■ **Task**: Extract the full listing verbatim and drop any pictures from your copy.

(Dataset entries)
[start]

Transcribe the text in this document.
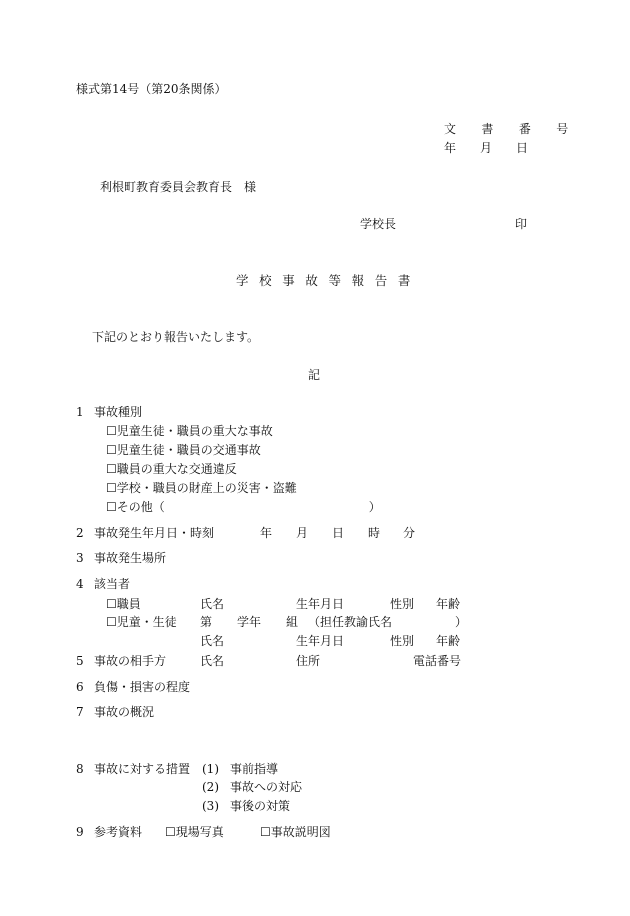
様式第14号（第20条関係）
文 書 番 号
年　　月　　日
利根町教育委員会教育長　様
学校長	印
学校事故等報告書
下記のとおり報告いたします。
記
1 事故種別
☐児童生徒・職員の重大な事故
☐児童生徒・職員の交通事故
☐職員の重大な交通違反
☐学校・職員の財産上の災害・盗難
☐その他（　　　　　　　　　　　　　　　　　）
2 事故発生年月日・時刻	年 月 日 時 分
3 事故発生場所
4 該当者
☐職員	氏名	生年月日	性別 年齢
☐児童・生徒 第 学年 組 （担任教諭氏名	）
氏名	生年月日	性別 年齢
5 事故の相手方	氏名	住所	電話番号
6 負傷・損害の程度
7 事故の概況
8 事故に対する措置 (1) 事前指導
(2) 事故への対応
(3) 事後の対策
9 参考資料 ☐現場写真	☐事故説明図
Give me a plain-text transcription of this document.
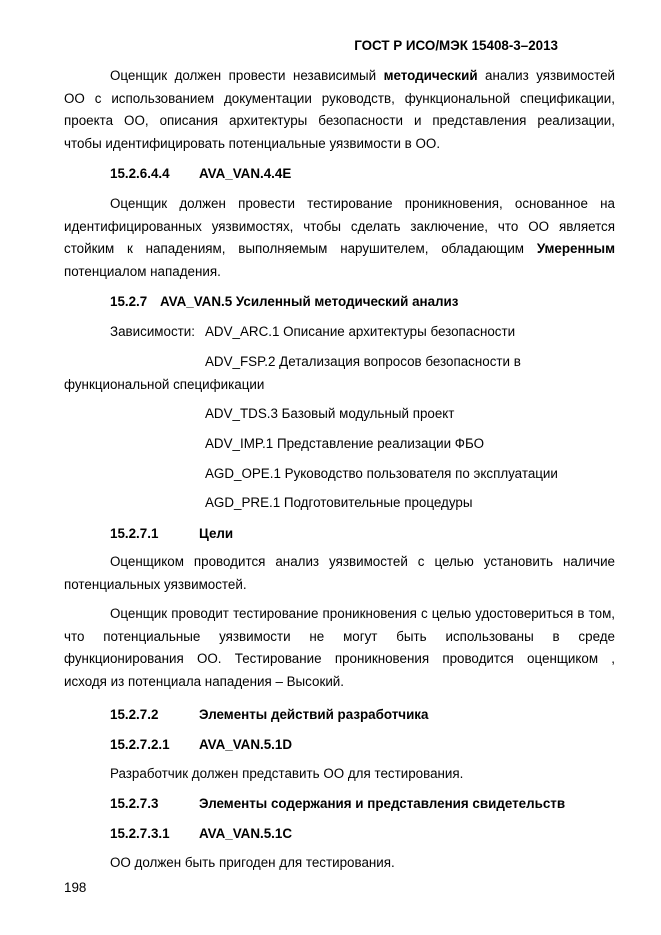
ГОСТ Р ИСО/МЭК 15408-3–2013
Оценщик должен провести независимый методический анализ уязвимостей
ОО с использованием документации руководств, функциональной спецификации,
проекта ОО, описания архитектуры безопасности и представления реализации,
чтобы идентифицировать потенциальные уязвимости в ОО.
15.2.6.4.4 AVA_VAN.4.4E
Оценщик должен провести тестирование проникновения, основанное на
идентифицированных уязвимостях, чтобы сделать заключение, что ОО является
стойким к нападениям, выполняемым нарушителем, обладающим Умеренным
потенциалом нападения.
15.2.7 AVA_VAN.5 Усиленный методический анализ
Зависимости: ADV_ARC.1 Описание архитектуры безопасности
ADV_FSP.2 Детализация вопросов безопасности в
функциональной спецификации
ADV_TDS.3 Базовый модульный проект
ADV_IMP.1 Представление реализации ФБО
AGD_OPE.1 Руководство пользователя по эксплуатации
AGD_PRE.1 Подготовительные процедуры
15.2.7.1	Цели
Оценщиком проводится анализ уязвимостей с целью установить наличие
потенциальных уязвимостей.
Оценщик проводит тестирование проникновения с целью удостовериться в том,
что потенциальные уязвимости не могут быть использованы в среде
функционирования ОО. Тестирование проникновения проводится оценщиком ,
исходя из потенциала нападения – Высокий.
15.2.7.2	Элементы действий разработчика
15.2.7.2.1 AVA_VAN.5.1D
Разработчик должен представить ОО для тестирования.
15.2.7.3	Элементы содержания и представления свидетельств
15.2.7.3.1 AVA_VAN.5.1C
ОО должен быть пригоден для тестирования.
198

[end]

■ **Result of the task**:
Transcribe the text in this document.
様式第14号（第20条関係）
文 書 番 号
年　　月　　日
利根町教育委員会教育長　様
学校長	印
学校事故等報告書
下記のとおり報告いたします。
記
1 事故種別
☐児童生徒・職員の重大な事故
☐児童生徒・職員の交通事故
☐職員の重大な交通違反
☐学校・職員の財産上の災害・盗難
☐その他（　　　　　　　　　　　　　　　　　）
2 事故発生年月日・時刻	年 月 日 時 分
3 事故発生場所
4 該当者
☐職員	氏名	生年月日	性別 年齢
☐児童・生徒 第 学年 組 （担任教諭氏名	）
氏名	生年月日	性別 年齢
5 事故の相手方	氏名	住所	電話番号
6 負傷・損害の程度
7 事故の概況
8 事故に対する措置 (1) 事前指導
(2) 事故への対応
(3) 事後の対策
9 参考資料 ☐現場写真	☐事故説明図
Give me a plain-text transcription of this document.
ГОСТ Р ИСО/МЭК 15408-3–2013
Оценщик должен провести независимый методический анализ уязвимостей
ОО с использованием документации руководств, функциональной спецификации,
проекта ОО, описания архитектуры безопасности и представления реализации,
чтобы идентифицировать потенциальные уязвимости в ОО.
15.2.6.4.4 AVA_VAN.4.4E
Оценщик должен провести тестирование проникновения, основанное на
идентифицированных уязвимостях, чтобы сделать заключение, что ОО является
стойким к нападениям, выполняемым нарушителем, обладающим Умеренным
потенциалом нападения.
15.2.7 AVA_VAN.5 Усиленный методический анализ
Зависимости: ADV_ARC.1 Описание архитектуры безопасности
ADV_FSP.2 Детализация вопросов безопасности в
функциональной спецификации
ADV_TDS.3 Базовый модульный проект
ADV_IMP.1 Представление реализации ФБО
AGD_OPE.1 Руководство пользователя по эксплуатации
AGD_PRE.1 Подготовительные процедуры
15.2.7.1	Цели
Оценщиком проводится анализ уязвимостей с целью установить наличие
потенциальных уязвимостей.
Оценщик проводит тестирование проникновения с целью удостовериться в том,
что потенциальные уязвимости не могут быть использованы в среде
функционирования ОО. Тестирование проникновения проводится оценщиком ,
исходя из потенциала нападения – Высокий.
15.2.7.2	Элементы действий разработчика
15.2.7.2.1 AVA_VAN.5.1D
Разработчик должен представить ОО для тестирования.
15.2.7.3	Элементы содержания и представления свидетельств
15.2.7.3.1 AVA_VAN.5.1C
ОО должен быть пригоден для тестирования.
198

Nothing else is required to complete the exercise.